### Dataset extract

•••••

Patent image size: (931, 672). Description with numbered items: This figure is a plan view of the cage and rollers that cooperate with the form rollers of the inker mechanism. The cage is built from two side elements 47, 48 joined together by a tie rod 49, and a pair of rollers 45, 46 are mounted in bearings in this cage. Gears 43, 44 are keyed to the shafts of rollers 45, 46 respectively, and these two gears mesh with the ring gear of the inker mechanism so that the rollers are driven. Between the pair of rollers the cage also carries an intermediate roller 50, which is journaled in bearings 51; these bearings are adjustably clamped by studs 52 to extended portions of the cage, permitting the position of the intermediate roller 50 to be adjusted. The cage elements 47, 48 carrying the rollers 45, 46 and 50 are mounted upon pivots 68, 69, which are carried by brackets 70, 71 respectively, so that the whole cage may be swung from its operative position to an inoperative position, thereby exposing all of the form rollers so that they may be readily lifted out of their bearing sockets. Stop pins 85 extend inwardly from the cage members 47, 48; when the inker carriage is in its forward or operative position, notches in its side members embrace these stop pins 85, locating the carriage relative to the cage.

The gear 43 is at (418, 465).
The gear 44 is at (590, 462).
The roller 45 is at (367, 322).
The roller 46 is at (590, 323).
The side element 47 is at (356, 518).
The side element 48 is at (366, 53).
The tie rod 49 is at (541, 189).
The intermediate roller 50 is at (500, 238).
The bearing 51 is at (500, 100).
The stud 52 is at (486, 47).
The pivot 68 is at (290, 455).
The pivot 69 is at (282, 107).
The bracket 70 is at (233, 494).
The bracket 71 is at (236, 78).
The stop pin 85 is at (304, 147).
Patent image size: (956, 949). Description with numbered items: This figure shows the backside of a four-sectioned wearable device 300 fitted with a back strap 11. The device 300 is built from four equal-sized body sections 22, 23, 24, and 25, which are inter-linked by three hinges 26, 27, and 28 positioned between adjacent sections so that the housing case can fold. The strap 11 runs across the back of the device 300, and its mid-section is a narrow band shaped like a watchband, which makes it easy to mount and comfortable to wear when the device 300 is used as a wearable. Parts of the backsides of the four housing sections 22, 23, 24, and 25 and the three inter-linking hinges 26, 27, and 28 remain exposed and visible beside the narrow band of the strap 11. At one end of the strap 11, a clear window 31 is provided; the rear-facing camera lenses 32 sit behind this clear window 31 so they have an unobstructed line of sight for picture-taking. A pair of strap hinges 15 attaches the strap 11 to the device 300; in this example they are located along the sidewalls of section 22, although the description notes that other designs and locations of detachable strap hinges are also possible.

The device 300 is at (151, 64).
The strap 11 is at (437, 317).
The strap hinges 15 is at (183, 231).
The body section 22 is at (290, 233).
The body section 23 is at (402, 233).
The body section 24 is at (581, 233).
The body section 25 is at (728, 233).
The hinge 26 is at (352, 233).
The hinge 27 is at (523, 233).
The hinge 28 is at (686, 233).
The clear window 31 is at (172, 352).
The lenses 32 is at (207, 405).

•••••

### Written problem
Copy the listing above word for word, from the first line to the last, without changing anything.

### Task solution
Patent image size: (931, 672). Description with numbered items: This figure is a plan view of the cage and rollers that cooperate with the form rollers of the inker mechanism. The cage is built from two side elements 47, 48 joined together by a tie rod 49, and a pair of rollers 45, 46 are mounted in bearings in this cage. Gears 43, 44 are keyed to the shafts of rollers 45, 46 respectively, and these two gears mesh with the ring gear of the inker mechanism so that the rollers are driven. Between the pair of rollers the cage also carries an intermediate roller 50, which is journaled in bearings 51; these bearings are adjustably clamped by studs 52 to extended portions of the cage, permitting the position of the intermediate roller 50 to be adjusted. The cage elements 47, 48 carrying the rollers 45, 46 and 50 are mounted upon pivots 68, 69, which are carried by brackets 70, 71 respectively, so that the whole cage may be swung from its operative position to an inoperative position, thereby exposing all of the form rollers so that they may be readily lifted out of their bearing sockets. Stop pins 85 extend inwardly from the cage members 47, 48; when the inker carriage is in its forward or operative position, notches in its side members embrace these stop pins 85, locating the carriage relative to the cage.

The gear 43 is at (418, 465).
The gear 44 is at (590, 462).
The roller 45 is at (367, 322).
The roller 46 is at (590, 323).
The side element 47 is at (356, 518).
The side element 48 is at (366, 53).
The tie rod 49 is at (541, 189).
The intermediate roller 50 is at (500, 238).
The bearing 51 is at (500, 100).
The stud 52 is at (486, 47).
The pivot 68 is at (290, 455).
The pivot 69 is at (282, 107).
The bracket 70 is at (233, 494).
The bracket 71 is at (236, 78).
The stop pin 85 is at (304, 147).
Patent image size: (956, 949). Description with numbered items: This figure shows the backside of a four-sectioned wearable device 300 fitted with a back strap 11. The device 300 is built from four equal-sized body sections 22, 23, 24, and 25, which are inter-linked by three hinges 26, 27, and 28 positioned between adjacent sections so that the housing case can fold. The strap 11 runs across the back of the device 300, and its mid-section is a narrow band shaped like a watchband, which makes it easy to mount and comfortable to wear when the device 300 is used as a wearable. Parts of the backsides of the four housing sections 22, 23, 24, and 25 and the three inter-linking hinges 26, 27, and 28 remain exposed and visible beside the narrow band of the strap 11. At one end of the strap 11, a clear window 31 is provided; the rear-facing camera lenses 32 sit behind this clear window 31 so they have an unobstructed line of sight for picture-taking. A pair of strap hinges 15 attaches the strap 11 to the device 300; in this example they are located along the sidewalls of section 22, although the description notes that other designs and locations of detachable strap hinges are also possible.

The device 300 is at (151, 64).
The strap 11 is at (437, 317).
The strap hinges 15 is at (183, 231).
The body section 22 is at (290, 233).
The body section 23 is at (402, 233).
The body section 24 is at (581, 233).
The body section 25 is at (728, 233).
The hinge 26 is at (352, 233).
The hinge 27 is at (523, 233).
The hinge 28 is at (686, 233).
The clear window 31 is at (172, 352).
The lenses 32 is at (207, 405).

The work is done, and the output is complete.